> Task description: Which lines of the material contain the word "values"? Show each one.

> Records for the exercise:
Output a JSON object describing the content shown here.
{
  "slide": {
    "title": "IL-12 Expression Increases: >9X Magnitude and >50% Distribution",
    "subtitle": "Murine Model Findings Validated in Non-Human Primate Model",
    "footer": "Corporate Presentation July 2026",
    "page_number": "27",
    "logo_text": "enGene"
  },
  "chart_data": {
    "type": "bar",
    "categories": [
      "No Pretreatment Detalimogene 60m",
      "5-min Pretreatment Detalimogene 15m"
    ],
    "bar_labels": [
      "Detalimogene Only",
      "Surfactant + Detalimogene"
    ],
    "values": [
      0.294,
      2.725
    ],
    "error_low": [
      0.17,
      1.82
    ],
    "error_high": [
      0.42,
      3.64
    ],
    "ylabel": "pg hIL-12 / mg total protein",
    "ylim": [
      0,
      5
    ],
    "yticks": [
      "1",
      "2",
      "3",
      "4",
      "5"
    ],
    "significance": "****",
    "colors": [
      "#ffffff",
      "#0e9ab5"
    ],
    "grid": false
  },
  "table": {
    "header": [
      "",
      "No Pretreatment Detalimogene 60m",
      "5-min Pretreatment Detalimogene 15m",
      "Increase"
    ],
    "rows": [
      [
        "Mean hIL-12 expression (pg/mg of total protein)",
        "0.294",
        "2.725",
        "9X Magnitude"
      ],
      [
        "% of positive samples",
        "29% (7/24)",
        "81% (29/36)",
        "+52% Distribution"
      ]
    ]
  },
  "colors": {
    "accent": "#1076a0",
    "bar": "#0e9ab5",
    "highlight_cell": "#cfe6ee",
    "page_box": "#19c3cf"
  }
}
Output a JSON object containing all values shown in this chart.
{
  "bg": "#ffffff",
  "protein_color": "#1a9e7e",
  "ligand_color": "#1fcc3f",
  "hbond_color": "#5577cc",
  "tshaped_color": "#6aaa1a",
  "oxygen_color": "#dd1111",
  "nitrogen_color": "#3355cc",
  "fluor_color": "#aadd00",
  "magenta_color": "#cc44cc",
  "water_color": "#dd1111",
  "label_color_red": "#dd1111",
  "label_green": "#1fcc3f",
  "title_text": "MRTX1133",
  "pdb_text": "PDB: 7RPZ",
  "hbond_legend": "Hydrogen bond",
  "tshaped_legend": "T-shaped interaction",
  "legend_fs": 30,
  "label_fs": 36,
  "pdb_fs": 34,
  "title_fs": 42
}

> Output of the exercise:
    "values": [
Output a JSON object containing all values shown in this chart.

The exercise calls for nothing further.